Print the listing that follows, character for character.

-=-=-=-=-

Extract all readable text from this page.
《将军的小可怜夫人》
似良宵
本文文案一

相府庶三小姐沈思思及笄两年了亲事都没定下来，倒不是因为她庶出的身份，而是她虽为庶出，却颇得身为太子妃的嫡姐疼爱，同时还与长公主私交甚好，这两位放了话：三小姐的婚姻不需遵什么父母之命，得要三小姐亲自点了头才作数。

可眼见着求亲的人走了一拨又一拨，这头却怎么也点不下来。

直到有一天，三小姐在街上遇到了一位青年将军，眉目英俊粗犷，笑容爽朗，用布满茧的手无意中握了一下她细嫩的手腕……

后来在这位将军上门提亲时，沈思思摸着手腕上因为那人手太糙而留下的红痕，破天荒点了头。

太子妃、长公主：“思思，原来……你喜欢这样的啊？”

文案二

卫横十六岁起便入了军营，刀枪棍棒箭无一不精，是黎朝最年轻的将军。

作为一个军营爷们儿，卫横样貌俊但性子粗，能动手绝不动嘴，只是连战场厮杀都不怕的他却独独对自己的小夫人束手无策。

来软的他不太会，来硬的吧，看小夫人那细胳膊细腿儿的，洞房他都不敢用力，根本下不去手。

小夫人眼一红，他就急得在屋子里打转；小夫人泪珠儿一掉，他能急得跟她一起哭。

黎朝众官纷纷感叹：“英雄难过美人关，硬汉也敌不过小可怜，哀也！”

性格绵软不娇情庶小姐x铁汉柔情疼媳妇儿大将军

-=-=-=-=-

Answer for the task:
Extract all readable text from this page.
《将军的小可怜夫人》
似良宵
本文文案一

相府庶三小姐沈思思及笄两年了亲事都没定下来，倒不是因为她庶出的身份，而是她虽为庶出，却颇得身为太子妃的嫡姐疼爱，同时还与长公主私交甚好，这两位放了话：三小姐的婚姻不需遵什么父母之命，得要三小姐亲自点了头才作数。

可眼见着求亲的人走了一拨又一拨，这头却怎么也点不下来。

直到有一天，三小姐在街上遇到了一位青年将军，眉目英俊粗犷，笑容爽朗，用布满茧的手无意中握了一下她细嫩的手腕……

后来在这位将军上门提亲时，沈思思摸着手腕上因为那人手太糙而留下的红痕，破天荒点了头。

太子妃、长公主：“思思，原来……你喜欢这样的啊？”

文案二

卫横十六岁起便入了军营，刀枪棍棒箭无一不精，是黎朝最年轻的将军。

作为一个军营爷们儿，卫横样貌俊但性子粗，能动手绝不动嘴，只是连战场厮杀都不怕的他却独独对自己的小夫人束手无策。

来软的他不太会，来硬的吧，看小夫人那细胳膊细腿儿的，洞房他都不敢用力，根本下不去手。

小夫人眼一红，他就急得在屋子里打转；小夫人泪珠儿一掉，他能急得跟她一起哭。

黎朝众官纷纷感叹：“英雄难过美人关，硬汉也敌不过小可怜，哀也！”

性格绵软不娇情庶小姐x铁汉柔情疼媳妇儿大将军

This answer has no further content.